::: Listed records
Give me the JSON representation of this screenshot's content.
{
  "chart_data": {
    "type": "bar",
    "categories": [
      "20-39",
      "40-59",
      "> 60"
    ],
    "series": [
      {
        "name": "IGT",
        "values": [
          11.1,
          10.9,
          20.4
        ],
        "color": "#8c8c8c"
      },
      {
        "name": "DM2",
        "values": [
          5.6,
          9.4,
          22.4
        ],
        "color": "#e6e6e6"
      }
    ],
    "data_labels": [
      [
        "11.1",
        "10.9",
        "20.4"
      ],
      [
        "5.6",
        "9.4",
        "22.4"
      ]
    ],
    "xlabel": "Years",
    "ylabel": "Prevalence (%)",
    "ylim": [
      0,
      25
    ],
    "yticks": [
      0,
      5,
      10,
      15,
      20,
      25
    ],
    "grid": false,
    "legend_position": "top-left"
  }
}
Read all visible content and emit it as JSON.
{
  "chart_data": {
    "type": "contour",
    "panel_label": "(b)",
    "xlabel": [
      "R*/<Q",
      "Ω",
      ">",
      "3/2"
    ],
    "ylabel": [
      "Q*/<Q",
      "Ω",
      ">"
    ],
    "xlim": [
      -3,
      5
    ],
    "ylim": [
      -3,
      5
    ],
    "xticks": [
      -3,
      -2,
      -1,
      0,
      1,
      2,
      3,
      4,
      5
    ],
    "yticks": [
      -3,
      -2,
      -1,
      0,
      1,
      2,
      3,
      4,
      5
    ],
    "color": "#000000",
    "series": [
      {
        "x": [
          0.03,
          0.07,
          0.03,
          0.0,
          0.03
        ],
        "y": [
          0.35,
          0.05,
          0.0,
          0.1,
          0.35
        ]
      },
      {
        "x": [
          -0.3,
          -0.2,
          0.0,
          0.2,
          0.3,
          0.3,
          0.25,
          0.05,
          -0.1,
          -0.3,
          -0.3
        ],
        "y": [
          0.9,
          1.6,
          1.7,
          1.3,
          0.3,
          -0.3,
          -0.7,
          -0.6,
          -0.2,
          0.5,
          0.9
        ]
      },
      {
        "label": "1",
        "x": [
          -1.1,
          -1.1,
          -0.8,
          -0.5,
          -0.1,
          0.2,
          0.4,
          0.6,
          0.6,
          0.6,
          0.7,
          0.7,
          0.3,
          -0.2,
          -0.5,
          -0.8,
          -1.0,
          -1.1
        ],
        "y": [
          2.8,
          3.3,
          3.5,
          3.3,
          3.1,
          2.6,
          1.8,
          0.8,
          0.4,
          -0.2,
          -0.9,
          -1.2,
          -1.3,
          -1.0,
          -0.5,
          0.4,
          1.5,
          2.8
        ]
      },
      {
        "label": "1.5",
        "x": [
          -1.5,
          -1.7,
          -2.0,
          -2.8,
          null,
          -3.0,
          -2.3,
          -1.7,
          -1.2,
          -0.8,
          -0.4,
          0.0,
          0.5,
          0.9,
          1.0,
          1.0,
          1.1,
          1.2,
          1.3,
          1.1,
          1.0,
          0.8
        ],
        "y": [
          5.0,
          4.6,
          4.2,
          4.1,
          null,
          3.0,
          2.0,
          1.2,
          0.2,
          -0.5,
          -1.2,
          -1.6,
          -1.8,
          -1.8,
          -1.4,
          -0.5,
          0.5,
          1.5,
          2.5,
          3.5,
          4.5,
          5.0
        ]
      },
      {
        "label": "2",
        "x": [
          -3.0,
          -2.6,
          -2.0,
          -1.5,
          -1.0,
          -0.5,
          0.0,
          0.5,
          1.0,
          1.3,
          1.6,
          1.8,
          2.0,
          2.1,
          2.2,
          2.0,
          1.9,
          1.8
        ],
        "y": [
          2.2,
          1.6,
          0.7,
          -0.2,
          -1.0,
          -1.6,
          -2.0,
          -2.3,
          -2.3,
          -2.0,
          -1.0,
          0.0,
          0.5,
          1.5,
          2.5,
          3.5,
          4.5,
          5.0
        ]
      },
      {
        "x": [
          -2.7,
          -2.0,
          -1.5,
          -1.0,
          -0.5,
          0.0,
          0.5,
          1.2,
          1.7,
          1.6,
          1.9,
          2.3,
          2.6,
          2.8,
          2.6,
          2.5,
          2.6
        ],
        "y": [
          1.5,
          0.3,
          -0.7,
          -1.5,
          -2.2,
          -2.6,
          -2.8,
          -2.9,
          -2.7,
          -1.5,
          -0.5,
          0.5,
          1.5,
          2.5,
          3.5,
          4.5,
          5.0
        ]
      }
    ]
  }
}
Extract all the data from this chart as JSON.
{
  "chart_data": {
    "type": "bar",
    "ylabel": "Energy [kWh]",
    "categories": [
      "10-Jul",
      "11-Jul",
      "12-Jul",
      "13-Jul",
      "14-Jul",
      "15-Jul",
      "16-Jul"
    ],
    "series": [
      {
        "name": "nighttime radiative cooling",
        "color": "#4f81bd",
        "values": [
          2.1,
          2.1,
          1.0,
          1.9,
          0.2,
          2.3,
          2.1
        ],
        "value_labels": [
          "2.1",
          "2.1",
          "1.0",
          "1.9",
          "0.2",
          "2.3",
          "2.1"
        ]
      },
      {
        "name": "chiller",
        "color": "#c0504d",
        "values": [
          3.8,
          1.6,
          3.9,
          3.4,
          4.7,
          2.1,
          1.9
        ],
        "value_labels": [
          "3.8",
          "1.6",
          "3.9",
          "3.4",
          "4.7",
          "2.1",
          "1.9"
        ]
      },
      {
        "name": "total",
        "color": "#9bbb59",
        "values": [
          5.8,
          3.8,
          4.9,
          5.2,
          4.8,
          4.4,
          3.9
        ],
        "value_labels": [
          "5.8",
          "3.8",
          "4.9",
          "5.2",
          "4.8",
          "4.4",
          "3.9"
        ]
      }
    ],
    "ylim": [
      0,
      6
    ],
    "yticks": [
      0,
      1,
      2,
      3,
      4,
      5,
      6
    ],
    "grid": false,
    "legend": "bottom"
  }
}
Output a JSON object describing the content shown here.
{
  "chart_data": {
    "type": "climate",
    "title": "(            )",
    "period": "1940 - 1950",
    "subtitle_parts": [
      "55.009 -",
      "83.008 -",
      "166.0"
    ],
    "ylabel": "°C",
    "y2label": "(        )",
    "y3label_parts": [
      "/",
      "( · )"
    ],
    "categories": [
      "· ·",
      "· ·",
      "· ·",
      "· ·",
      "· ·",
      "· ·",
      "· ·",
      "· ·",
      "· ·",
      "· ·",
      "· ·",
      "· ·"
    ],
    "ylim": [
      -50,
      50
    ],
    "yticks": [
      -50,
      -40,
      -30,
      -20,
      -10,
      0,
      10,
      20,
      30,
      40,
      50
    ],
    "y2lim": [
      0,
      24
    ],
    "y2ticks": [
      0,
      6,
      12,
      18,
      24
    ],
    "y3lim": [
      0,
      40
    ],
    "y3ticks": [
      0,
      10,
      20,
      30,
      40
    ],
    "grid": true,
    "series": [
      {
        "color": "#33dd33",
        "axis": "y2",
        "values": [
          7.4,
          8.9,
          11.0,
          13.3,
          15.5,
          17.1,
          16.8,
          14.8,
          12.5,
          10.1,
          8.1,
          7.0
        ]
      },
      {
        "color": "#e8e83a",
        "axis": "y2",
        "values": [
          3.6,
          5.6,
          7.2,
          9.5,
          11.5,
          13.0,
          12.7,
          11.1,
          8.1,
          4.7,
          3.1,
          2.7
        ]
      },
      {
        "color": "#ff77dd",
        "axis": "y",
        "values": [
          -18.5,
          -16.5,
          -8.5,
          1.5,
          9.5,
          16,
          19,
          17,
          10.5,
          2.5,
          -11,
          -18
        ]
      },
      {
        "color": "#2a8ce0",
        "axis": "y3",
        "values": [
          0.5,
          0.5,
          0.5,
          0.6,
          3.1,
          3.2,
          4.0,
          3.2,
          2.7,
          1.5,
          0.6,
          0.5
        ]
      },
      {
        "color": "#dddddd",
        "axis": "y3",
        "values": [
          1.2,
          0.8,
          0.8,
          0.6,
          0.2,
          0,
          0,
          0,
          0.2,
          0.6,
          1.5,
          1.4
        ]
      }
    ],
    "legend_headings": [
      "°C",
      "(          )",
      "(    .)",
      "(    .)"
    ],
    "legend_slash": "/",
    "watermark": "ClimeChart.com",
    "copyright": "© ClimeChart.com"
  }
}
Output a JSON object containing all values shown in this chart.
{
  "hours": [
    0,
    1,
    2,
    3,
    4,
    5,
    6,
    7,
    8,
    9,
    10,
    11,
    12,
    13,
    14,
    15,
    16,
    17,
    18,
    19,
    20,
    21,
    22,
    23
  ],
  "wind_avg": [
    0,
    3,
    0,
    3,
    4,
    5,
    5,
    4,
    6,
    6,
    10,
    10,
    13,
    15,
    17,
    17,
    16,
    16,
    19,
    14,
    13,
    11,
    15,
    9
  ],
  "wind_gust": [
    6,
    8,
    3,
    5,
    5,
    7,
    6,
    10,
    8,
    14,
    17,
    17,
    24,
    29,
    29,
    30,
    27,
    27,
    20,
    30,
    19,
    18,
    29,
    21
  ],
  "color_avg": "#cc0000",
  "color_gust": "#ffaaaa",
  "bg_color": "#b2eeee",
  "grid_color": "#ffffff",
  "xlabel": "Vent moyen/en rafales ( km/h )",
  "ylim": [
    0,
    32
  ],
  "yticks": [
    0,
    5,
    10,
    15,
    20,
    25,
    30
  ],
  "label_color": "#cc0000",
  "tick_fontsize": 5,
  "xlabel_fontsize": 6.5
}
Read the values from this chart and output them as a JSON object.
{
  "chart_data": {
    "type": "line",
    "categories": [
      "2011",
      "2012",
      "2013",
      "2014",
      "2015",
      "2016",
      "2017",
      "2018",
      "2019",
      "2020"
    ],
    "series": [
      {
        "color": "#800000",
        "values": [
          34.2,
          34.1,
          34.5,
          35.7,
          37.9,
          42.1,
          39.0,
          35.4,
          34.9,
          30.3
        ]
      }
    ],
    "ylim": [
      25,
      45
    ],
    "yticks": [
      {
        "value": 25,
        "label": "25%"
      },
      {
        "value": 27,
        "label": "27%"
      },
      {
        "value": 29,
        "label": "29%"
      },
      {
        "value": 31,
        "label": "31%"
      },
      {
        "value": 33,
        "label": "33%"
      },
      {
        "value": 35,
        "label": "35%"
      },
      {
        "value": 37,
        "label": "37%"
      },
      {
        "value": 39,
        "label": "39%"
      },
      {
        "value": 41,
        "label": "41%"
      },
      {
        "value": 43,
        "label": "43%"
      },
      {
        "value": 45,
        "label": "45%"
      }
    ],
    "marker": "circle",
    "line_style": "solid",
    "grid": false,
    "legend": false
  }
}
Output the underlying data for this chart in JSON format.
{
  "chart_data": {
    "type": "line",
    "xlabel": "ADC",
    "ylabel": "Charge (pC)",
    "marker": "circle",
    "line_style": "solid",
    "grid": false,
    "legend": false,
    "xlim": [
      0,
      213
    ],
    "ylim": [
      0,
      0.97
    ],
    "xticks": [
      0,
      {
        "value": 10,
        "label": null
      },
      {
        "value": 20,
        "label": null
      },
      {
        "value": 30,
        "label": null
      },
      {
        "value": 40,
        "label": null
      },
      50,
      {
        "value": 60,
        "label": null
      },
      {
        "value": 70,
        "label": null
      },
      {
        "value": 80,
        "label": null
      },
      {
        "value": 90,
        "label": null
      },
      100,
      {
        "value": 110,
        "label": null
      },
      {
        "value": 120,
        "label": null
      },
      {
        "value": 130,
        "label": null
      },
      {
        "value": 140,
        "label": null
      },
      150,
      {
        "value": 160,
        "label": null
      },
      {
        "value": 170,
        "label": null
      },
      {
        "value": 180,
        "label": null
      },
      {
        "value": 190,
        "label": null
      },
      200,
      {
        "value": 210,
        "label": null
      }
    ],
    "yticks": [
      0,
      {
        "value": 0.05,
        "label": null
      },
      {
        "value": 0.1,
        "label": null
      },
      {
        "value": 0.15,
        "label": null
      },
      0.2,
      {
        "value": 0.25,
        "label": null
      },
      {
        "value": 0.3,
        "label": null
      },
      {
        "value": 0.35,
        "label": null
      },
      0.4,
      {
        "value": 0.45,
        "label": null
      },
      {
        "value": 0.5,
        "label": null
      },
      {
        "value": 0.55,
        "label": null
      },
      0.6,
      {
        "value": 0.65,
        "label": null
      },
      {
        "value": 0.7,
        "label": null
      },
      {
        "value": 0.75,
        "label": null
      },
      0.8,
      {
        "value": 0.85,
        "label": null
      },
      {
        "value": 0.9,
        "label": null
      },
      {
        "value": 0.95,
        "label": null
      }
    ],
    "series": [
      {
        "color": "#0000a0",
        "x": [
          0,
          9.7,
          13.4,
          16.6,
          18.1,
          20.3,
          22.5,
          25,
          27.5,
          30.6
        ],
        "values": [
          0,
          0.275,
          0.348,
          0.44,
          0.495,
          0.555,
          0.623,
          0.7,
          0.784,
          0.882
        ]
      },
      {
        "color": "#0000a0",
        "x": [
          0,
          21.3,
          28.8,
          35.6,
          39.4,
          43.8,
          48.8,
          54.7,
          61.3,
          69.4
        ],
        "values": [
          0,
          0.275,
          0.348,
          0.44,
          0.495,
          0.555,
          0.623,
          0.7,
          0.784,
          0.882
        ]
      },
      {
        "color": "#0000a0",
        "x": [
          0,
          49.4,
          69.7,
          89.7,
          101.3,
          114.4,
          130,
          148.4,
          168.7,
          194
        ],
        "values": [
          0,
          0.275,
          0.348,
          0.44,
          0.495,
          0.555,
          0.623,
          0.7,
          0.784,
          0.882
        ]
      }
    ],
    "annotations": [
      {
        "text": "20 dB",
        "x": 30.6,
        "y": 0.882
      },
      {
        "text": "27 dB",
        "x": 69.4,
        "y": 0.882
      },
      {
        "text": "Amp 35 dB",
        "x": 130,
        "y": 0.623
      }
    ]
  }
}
::::::
What is needed — Show every line from the entries above in which "name" appears.

Exercise response —
        "name": "IGT",
        "name": "DM2",
        "name": "nighttime radiative cooling",
        "name": "chiller",
        "name": "total",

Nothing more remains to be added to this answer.